Stored records:
____

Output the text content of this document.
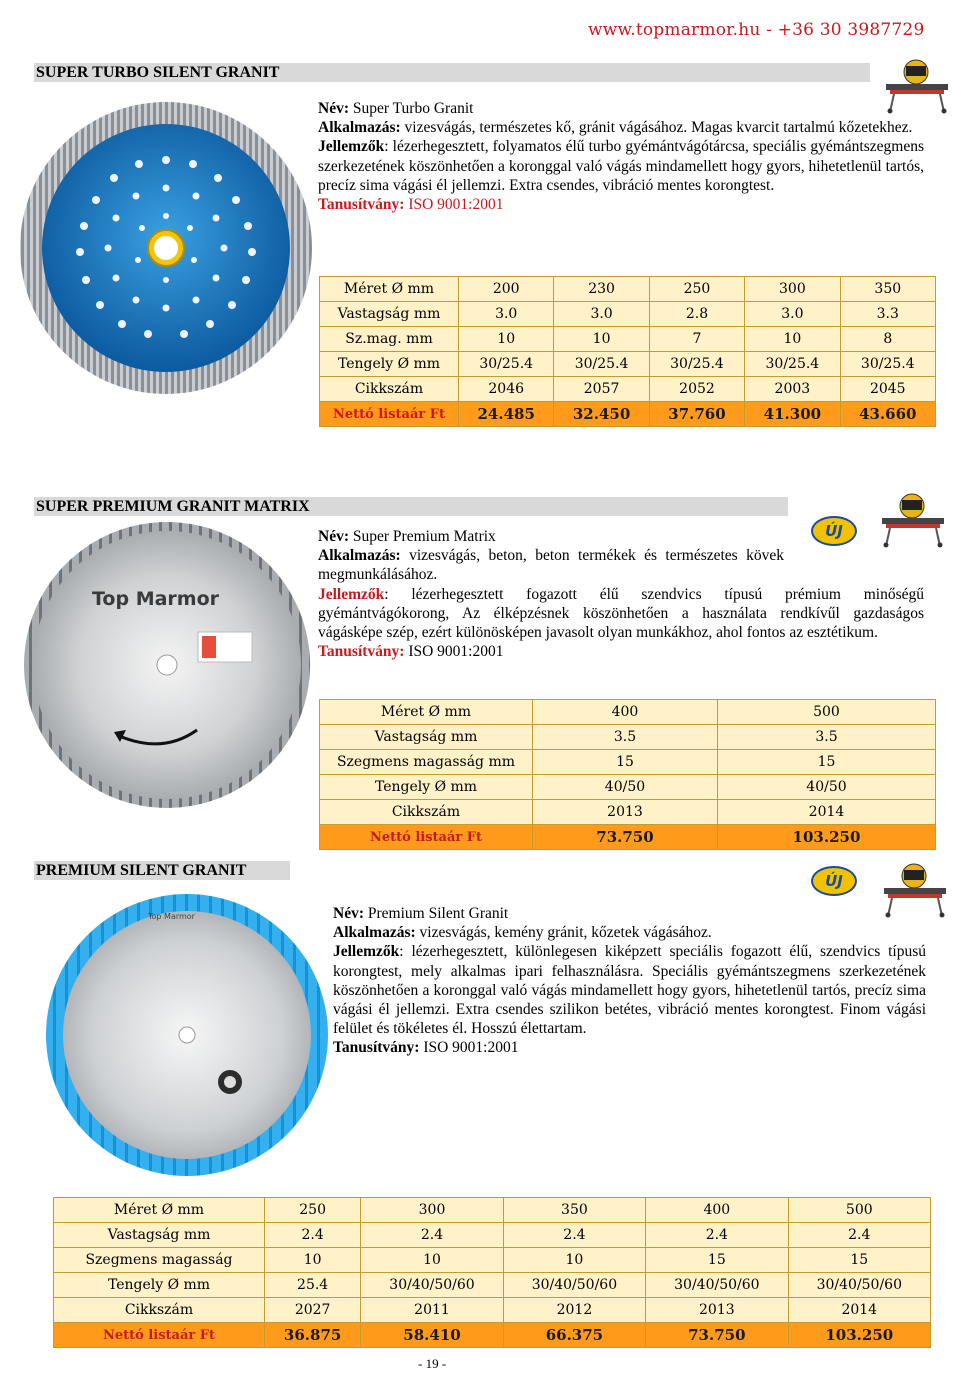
www.topmarmor.hu - +36 30 3987729
SUPER TURBO SILENT GRANIT

Név: Super Turbo Granit

Alkalmazás: vizesvágás, természetes kő, gránit vágásához. Magas kvarcit tartalmú kőzetekhez.

Jellemzők: lézerhegesztett, folyamatos élű turbo gyémántvágótárcsa, speciális gyémántszegmens szerkezetének köszönhetően a koronggal való vágás mindamellett hogy gyors, hihetetlenül tartós, precíz sima vágási él jellemzi. Extra csendes, vibráció mentes korongtest.

Tanusítvány: ISO 9001:2001

Méret Ø mm	200	230	250	300	350
Vastagság mm	3.0	3.0	2.8	3.0	3.3
Sz.mag. mm	10	10	7	10	8
Tengely Ø mm	30/25.4	30/25.4	30/25.4	30/25.4	30/25.4
Cikkszám	2046	2057	2052	2003	2045
Nettó listaár Ft	24.485	32.450	37.760	41.300	43.660
SUPER PREMIUM GRANIT MATRIX
ÚJ
Top Marmor

Név: Super Premium Matrix

Alkalmazás: vizesvágás, beton, beton termékek és természetes kövek megmunkálásához.

Jellemzők: lézerhegesztett fogazott élű szendvics típusú prémium minőségű gyémántvágókorong, Az élképzésnek köszönhetően a használata rendkívűl gazdaságos vágásképe szép, ezért különösképen javasolt olyan munkákhoz, ahol fontos az esztétikum.

Tanusítvány: ISO 9001:2001

Méret Ø mm	400	500
Vastagság mm	3.5	3.5
Szegmens magasság mm	15	15
Tengely Ø mm	40/50	40/50
Cikkszám	2013	2014
Nettó listaár Ft	73.750	103.250
PREMIUM SILENT GRANIT
ÚJ
Top Marmor	Név: Premium Silent Granit

Alkalmazás: vizesvágás, kemény gránit, kőzetek vágásához.

Jellemzők: lézerhegesztett, különlegesen kiképzett speciális fogazott élű, szendvics típusú korongtest, mely alkalmas ipari felhasználásra. Speciális gyémántszegmens szerkezetének köszönhetően a koronggal való vágás mindamellett hogy gyors, hihetetlenül tartós, precíz sima vágási él jellemzi. Extra csendes szilikon betétes, vibráció mentes korongtest. Finom vágási felület és tökéletes él. Hosszú élettartam.

Tanusítvány: ISO 9001:2001

Méret Ø mm	250	300	350	400	500
Vastagság mm	2.4	2.4	2.4	2.4	2.4
Szegmens magasság	10	10	10	15	15
Tengely Ø mm	25.4	30/40/50/60	30/40/50/60	30/40/50/60	30/40/50/60
Cikkszám	2027	2011	2012	2013	2014
Nettó listaár Ft	36.875	58.410	66.375	73.750	103.250
- 19 -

____

▶ **Exercise prompt**
Leave out the pictures and copy the rest of the material above exactly.

▶ **Written solution**
Output the text content of this document.
www.topmarmor.hu - +36 30 3987729
SUPER TURBO SILENT GRANIT

Név: Super Turbo Granit

Alkalmazás: vizesvágás, természetes kő, gránit vágásához. Magas kvarcit tartalmú kőzetekhez.

Jellemzők: lézerhegesztett, folyamatos élű turbo gyémántvágótárcsa, speciális gyémántszegmens szerkezetének köszönhetően a koronggal való vágás mindamellett hogy gyors, hihetetlenül tartós, precíz sima vágási él jellemzi. Extra csendes, vibráció mentes korongtest.

Tanusítvány: ISO 9001:2001

Méret Ø mm	200	230	250	300	350
Vastagság mm	3.0	3.0	2.8	3.0	3.3
Sz.mag. mm	10	10	7	10	8
Tengely Ø mm	30/25.4	30/25.4	30/25.4	30/25.4	30/25.4
Cikkszám	2046	2057	2052	2003	2045
Nettó listaár Ft	24.485	32.450	37.760	41.300	43.660
SUPER PREMIUM GRANIT MATRIX
ÚJ
Top Marmor

Név: Super Premium Matrix

Alkalmazás: vizesvágás, beton, beton termékek és természetes kövek megmunkálásához.

Jellemzők: lézerhegesztett fogazott élű szendvics típusú prémium minőségű gyémántvágókorong, Az élképzésnek köszönhetően a használata rendkívűl gazdaságos vágásképe szép, ezért különösképen javasolt olyan munkákhoz, ahol fontos az esztétikum.

Tanusítvány: ISO 9001:2001

Méret Ø mm	400	500
Vastagság mm	3.5	3.5
Szegmens magasság mm	15	15
Tengely Ø mm	40/50	40/50
Cikkszám	2013	2014
Nettó listaár Ft	73.750	103.250
PREMIUM SILENT GRANIT
ÚJ
Top Marmor	Név: Premium Silent Granit

Alkalmazás: vizesvágás, kemény gránit, kőzetek vágásához.

Jellemzők: lézerhegesztett, különlegesen kiképzett speciális fogazott élű, szendvics típusú korongtest, mely alkalmas ipari felhasználásra. Speciális gyémántszegmens szerkezetének köszönhetően a koronggal való vágás mindamellett hogy gyors, hihetetlenül tartós, precíz sima vágási él jellemzi. Extra csendes szilikon betétes, vibráció mentes korongtest. Finom vágási felület és tökéletes él. Hosszú élettartam.

Tanusítvány: ISO 9001:2001

Méret Ø mm	250	300	350	400	500
Vastagság mm	2.4	2.4	2.4	2.4	2.4
Szegmens magasság	10	10	10	15	15
Tengely Ø mm	25.4	30/40/50/60	30/40/50/60	30/40/50/60	30/40/50/60
Cikkszám	2027	2011	2012	2013	2014
Nettó listaár Ft	36.875	58.410	66.375	73.750	103.250
- 19 -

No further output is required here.